Document text:
Print

Print


On Dec 19, 2014, at 12:28 PM, Kyle Banerjee wrote:

> On Fri, Dec 19, 2014 at 7:57 AM, Joe Hourcle <[log in to unmask]>
> wrote:
> 
>> 
>> I can't comment on the linked data side of things so much, but in
>> following all of the comments from the US's push for opening up access to
>> federally funded research, I'd have to say that capitalism and
>> protectionist attitudes from 'publishers' seem to be a major factor in the
>> fight against open access.
>> 
> 
> That definitely doesn't help. But quite a few players own this problem.
> 
> Pockets where there is a culture of openness can be found but at least in
> my neck of the woods, researchers as a group fear being scooped and face
> incentive structures that discourage openness. You get brownie points for
> driving your metrics up as well as being first and novel, not for investing
> huge amounts of time structuring your data so that everyone else can look
> great using what you created.

There's been a lot of discussion of this problem over the last ~5 years or
so.  The general consensus is that :

1. We need better ways for people to acknowledge data being re-used.

	a. The need for standards for citation so that we can use 
	   bibliometric tools to extract the relationships
	b. The need for a citation specifically to the data, and not
	   a proxy (eg, the first results or instrument papers), to show
	   that maintaining the data is still important.
	c. Shift the work in determining how to acknowledge the data
	   from the re-user back to the distributor the data.

2. We need standards to make it easier for researchers to re-use data.

	Findability, accessibility of the file formats, documentation of
	data, etc.

3. We need institutions to change their culture to acknowledge that 
   producing really good data is as important for the research ecosystem
   as writing papers.  This includes decisions regarding awarding grants,
   tenure & promotion, etc.

[Records from a data source]
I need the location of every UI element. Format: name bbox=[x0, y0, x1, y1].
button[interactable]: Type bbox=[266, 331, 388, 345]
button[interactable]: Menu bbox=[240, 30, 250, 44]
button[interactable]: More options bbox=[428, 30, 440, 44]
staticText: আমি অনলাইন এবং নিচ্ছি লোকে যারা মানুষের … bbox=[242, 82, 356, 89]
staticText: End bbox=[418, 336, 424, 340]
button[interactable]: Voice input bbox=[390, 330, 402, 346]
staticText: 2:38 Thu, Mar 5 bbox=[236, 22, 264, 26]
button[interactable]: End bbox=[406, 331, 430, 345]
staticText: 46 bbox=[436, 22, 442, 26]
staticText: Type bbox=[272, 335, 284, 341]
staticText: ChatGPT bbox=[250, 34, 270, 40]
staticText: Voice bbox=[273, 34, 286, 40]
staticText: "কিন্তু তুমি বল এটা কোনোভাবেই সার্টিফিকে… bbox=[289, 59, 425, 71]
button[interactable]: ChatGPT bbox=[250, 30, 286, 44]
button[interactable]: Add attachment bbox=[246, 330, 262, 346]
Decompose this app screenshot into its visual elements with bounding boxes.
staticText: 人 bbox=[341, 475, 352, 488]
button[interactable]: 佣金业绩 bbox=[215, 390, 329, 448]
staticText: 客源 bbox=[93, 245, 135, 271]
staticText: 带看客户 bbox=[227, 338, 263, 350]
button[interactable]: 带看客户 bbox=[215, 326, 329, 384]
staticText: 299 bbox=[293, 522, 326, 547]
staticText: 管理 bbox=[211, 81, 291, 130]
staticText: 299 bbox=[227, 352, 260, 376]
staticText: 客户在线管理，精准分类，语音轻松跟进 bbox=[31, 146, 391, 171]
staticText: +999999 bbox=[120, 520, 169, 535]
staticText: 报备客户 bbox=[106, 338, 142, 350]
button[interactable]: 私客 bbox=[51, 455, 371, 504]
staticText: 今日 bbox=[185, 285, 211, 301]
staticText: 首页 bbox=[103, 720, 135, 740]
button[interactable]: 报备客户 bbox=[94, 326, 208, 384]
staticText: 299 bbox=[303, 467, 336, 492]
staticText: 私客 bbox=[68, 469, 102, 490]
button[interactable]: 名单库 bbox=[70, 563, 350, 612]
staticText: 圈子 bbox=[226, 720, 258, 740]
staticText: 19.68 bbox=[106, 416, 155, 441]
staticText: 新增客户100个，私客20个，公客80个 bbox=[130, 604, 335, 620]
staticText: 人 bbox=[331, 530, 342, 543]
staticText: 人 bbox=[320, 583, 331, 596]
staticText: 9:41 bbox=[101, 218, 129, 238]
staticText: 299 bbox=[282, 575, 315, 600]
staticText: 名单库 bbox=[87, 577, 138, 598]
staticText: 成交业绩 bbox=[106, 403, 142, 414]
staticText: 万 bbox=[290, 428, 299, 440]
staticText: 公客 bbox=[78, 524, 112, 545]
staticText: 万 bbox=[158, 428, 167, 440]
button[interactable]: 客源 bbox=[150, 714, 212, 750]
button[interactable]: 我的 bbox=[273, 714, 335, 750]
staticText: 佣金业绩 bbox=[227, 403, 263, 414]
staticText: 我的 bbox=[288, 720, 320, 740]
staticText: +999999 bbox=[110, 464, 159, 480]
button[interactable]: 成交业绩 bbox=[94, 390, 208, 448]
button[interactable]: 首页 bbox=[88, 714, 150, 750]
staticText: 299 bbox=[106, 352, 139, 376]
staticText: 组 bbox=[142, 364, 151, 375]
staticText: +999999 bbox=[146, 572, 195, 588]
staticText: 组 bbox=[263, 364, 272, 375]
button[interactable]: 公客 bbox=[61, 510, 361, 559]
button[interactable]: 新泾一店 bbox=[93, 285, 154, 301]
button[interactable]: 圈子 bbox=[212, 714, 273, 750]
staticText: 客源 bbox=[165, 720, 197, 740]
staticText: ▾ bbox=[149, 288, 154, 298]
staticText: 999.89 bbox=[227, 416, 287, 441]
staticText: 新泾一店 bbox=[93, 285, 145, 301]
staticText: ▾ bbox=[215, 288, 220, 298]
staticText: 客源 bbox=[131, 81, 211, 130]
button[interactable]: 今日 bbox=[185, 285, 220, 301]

Set of tasks:
A: Answer these questions using the open-access discussion:
(i) What does Joe Hourcle say seems to be a major factor in the fight against open access?
(ii) According to Kyle Banerjee, what do researchers as a group fear?
(iii) Under point 3 of the consensus list, which institutional decisions are named as part of the needed culture change?
B: Can you rewrite the paragraph beginning "Pockets where there is a culture of openness" from the open-access discussion as a short bulleted list that keeps its main points?

Task solutions:
A:
(i) Capitalism and protectionist attitudes from "publishers."
(ii) Being scooped.
(iii) Decisions regarding awarding grants and tenure and promotion.

B:
- Some pockets have a culture of openness.
- In the writer's area, researchers as a group fear being scooped.
- Their incentive structures discourage openness.
- Researchers get credit for driving up their metrics and for being first and novel.
- They get no credit for spending large amounts of time structuring their data so that others can benefit from it.